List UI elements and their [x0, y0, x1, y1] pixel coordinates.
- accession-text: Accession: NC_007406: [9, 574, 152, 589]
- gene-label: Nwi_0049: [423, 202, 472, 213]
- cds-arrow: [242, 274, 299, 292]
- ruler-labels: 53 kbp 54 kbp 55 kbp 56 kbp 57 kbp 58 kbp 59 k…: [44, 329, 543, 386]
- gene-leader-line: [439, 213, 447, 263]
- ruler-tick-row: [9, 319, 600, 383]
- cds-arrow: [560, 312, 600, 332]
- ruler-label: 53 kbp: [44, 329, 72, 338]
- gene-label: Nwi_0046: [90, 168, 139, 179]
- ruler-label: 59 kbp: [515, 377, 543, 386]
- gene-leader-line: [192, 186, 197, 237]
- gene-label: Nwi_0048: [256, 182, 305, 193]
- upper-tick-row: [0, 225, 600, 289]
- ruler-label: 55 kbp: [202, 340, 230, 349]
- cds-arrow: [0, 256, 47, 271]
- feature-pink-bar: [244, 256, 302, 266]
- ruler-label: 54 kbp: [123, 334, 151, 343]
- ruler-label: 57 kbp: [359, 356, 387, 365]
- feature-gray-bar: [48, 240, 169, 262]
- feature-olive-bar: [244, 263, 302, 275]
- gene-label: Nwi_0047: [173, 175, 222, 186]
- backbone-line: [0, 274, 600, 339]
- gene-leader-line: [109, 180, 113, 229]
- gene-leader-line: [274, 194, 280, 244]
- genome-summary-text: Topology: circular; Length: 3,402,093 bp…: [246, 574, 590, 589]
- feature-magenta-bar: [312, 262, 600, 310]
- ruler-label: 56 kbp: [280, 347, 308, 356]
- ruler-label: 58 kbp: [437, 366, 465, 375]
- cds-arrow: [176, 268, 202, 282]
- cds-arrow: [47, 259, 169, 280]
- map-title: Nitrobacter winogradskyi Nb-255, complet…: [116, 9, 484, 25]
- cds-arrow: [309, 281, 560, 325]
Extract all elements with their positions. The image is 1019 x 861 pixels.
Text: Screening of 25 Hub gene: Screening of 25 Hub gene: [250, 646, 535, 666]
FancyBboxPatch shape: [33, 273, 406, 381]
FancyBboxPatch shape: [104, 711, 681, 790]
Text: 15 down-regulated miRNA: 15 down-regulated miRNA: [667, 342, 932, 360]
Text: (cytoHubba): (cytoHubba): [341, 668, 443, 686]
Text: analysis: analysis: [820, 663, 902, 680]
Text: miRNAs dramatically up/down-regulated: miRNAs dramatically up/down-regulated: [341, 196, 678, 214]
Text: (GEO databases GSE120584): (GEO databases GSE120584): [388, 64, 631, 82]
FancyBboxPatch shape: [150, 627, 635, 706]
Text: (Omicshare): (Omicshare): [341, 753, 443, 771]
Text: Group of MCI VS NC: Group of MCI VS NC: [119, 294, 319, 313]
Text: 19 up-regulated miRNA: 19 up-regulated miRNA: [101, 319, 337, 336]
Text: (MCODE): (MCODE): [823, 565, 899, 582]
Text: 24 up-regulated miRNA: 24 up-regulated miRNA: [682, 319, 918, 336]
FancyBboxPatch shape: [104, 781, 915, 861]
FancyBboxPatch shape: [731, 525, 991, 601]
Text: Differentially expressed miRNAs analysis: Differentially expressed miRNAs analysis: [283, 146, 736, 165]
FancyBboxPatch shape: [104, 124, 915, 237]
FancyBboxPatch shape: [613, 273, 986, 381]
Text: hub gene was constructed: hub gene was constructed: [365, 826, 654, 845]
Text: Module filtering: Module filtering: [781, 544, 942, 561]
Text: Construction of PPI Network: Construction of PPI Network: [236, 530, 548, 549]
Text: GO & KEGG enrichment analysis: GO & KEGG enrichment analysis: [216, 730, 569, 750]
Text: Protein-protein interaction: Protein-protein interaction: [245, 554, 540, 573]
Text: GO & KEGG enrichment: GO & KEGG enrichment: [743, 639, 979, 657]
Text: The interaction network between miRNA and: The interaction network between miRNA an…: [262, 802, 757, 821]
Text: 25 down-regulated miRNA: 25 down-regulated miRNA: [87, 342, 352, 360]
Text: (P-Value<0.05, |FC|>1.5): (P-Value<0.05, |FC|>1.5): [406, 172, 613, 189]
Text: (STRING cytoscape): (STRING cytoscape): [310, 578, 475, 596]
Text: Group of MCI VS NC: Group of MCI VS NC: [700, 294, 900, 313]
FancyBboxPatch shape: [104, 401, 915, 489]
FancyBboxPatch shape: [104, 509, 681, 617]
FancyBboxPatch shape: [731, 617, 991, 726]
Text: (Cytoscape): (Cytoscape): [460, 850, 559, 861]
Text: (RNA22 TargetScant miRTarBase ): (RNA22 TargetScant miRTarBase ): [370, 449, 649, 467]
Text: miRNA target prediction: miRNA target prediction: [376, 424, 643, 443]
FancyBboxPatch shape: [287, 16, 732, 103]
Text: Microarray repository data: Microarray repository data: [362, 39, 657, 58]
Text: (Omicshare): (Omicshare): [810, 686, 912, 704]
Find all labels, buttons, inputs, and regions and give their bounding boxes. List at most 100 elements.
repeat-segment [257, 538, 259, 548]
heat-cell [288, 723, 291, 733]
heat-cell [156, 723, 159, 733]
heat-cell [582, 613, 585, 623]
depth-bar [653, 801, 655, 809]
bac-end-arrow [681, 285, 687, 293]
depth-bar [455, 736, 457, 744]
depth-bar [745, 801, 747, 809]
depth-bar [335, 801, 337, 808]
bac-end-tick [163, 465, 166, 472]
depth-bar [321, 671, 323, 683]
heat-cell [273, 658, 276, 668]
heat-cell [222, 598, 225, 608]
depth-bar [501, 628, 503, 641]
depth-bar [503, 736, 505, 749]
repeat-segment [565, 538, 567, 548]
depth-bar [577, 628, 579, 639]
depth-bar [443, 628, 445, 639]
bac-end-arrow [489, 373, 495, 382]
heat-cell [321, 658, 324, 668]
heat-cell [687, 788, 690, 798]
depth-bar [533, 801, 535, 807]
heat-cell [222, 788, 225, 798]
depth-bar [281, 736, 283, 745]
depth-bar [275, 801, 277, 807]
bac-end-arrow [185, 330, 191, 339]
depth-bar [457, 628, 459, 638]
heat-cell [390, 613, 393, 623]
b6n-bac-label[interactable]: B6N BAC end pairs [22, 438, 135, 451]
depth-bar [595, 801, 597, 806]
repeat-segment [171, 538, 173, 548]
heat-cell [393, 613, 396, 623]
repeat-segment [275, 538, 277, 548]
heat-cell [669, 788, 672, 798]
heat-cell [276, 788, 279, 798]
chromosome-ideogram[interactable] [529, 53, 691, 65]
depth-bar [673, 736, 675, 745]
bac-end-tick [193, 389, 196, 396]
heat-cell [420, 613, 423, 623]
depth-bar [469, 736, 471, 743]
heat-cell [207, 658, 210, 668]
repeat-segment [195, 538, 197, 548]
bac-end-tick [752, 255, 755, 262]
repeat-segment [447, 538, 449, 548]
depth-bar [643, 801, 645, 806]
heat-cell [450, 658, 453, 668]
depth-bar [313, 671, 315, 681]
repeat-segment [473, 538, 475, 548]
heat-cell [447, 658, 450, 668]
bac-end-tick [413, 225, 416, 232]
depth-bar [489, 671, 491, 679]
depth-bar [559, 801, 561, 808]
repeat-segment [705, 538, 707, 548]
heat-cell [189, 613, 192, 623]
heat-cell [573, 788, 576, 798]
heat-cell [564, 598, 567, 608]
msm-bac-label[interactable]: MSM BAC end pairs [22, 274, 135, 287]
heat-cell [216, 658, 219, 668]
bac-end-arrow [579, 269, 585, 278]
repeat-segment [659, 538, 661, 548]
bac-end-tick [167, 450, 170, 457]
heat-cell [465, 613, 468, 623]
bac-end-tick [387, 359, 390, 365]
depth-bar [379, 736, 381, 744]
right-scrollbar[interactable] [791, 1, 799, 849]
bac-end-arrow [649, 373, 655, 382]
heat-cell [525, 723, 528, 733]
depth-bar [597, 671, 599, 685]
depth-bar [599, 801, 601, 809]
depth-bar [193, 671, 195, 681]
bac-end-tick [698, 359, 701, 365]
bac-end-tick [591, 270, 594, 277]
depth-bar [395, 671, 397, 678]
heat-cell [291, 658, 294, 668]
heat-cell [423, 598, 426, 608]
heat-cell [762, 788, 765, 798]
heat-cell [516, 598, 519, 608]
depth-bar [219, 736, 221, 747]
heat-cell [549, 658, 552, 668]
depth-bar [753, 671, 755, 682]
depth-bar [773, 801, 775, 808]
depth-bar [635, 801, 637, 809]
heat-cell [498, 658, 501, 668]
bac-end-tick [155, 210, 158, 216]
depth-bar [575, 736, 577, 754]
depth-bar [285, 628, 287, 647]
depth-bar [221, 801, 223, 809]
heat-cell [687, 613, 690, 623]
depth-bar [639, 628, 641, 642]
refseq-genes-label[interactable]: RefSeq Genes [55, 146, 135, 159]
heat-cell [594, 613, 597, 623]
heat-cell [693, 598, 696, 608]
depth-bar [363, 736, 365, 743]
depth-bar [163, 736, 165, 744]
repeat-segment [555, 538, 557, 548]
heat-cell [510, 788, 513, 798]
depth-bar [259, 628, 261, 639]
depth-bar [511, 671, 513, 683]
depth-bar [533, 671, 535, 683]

-*-

• TASK PROMPT:
Within the data, how many lines hold the word "down"? State only that number.

• EXERCISE OUTPUT:
3